-- DESCRIPTION OF THE TASK --
Copy each line that holds "about".

(Dataset items)
--*--

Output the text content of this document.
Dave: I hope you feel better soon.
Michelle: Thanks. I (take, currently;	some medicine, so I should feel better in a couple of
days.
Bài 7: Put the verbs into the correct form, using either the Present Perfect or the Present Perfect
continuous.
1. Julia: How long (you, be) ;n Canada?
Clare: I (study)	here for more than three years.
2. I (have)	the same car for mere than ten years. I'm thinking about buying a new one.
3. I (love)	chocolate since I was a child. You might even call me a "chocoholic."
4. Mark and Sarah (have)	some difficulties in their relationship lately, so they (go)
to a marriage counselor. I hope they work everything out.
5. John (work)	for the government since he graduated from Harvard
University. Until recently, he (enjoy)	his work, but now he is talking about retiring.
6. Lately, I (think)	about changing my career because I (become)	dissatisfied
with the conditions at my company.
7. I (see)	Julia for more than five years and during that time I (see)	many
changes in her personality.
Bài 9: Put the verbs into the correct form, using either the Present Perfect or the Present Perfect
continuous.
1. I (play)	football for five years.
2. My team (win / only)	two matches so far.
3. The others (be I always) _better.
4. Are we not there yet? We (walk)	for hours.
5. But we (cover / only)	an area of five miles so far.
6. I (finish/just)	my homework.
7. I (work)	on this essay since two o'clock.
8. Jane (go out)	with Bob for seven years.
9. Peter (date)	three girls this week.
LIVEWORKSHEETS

--*--

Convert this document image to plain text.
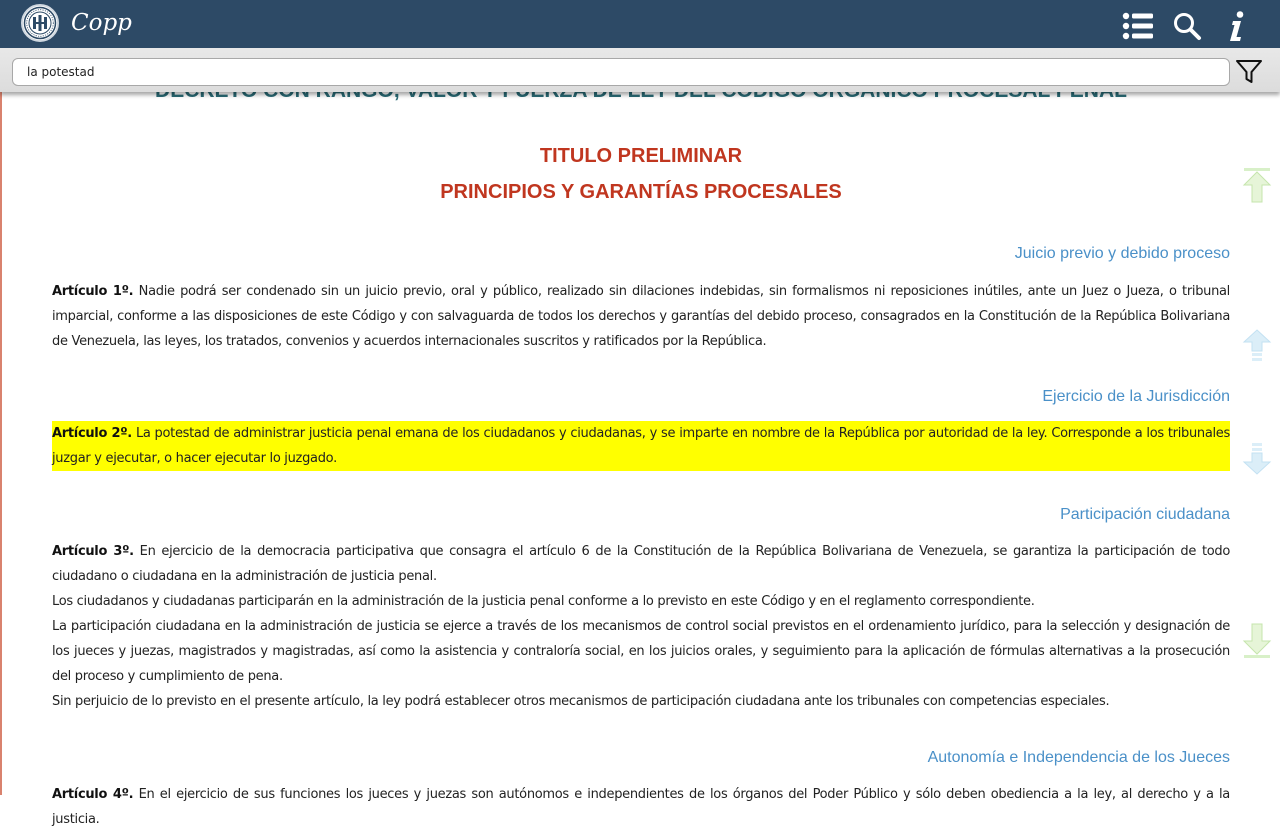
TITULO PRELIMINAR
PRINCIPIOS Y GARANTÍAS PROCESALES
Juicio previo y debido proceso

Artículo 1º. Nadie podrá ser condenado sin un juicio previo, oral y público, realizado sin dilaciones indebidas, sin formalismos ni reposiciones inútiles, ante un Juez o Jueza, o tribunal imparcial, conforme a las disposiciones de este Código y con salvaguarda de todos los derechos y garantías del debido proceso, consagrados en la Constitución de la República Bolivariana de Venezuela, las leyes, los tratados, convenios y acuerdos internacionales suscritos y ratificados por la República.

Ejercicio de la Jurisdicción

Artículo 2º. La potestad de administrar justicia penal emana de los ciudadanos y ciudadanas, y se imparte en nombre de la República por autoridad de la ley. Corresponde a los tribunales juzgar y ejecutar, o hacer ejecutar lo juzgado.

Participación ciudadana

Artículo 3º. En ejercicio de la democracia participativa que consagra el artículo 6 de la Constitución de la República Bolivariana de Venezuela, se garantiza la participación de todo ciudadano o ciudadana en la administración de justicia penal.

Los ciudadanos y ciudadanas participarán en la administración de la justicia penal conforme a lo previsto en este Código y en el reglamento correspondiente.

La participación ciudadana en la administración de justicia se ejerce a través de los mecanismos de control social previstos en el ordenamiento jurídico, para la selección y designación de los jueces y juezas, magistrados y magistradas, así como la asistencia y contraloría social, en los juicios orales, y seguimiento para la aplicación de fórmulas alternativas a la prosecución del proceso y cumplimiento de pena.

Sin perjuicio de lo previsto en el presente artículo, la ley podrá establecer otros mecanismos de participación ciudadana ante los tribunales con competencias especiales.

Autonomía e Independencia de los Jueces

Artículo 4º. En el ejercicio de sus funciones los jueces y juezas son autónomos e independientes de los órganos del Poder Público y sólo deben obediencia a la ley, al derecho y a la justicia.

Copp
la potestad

--*--

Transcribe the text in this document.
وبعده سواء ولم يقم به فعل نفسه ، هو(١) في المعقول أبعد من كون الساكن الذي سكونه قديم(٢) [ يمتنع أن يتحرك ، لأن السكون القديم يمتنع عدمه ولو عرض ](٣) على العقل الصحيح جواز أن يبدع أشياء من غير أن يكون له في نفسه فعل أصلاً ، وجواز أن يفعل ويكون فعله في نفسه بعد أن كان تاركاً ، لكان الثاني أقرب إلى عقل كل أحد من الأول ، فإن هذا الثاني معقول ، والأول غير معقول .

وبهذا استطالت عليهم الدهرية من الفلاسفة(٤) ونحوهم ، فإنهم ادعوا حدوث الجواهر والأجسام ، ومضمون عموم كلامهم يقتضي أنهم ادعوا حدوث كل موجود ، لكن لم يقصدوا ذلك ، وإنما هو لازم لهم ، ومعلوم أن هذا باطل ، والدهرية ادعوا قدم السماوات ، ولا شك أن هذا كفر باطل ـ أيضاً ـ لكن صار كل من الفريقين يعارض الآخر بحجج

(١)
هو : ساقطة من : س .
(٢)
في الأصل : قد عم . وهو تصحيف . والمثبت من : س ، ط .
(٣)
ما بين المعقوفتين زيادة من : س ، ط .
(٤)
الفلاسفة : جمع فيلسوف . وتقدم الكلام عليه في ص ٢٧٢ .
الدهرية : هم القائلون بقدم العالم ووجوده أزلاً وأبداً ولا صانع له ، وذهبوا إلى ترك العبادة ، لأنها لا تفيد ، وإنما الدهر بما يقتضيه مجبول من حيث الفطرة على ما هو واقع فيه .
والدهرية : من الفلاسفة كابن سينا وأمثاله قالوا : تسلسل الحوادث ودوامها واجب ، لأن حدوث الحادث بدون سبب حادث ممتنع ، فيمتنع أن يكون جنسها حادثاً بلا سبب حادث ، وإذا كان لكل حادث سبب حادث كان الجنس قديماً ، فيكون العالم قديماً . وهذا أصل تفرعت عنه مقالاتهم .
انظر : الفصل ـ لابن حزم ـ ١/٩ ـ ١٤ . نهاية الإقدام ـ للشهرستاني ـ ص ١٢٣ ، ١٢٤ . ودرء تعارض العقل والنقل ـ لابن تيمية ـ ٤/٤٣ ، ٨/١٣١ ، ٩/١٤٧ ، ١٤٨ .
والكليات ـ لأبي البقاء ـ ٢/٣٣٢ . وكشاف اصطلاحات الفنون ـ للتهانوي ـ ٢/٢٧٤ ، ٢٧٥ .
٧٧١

--*--

-- TASK RESULT --
2. I (have)	the same car for mere than ten years. I'm thinking about buying a new one.
University. Until recently, he (enjoy)	his work, but now he is talking about retiring.
6. Lately, I (think)	about changing my career because I (become)	dissatisfied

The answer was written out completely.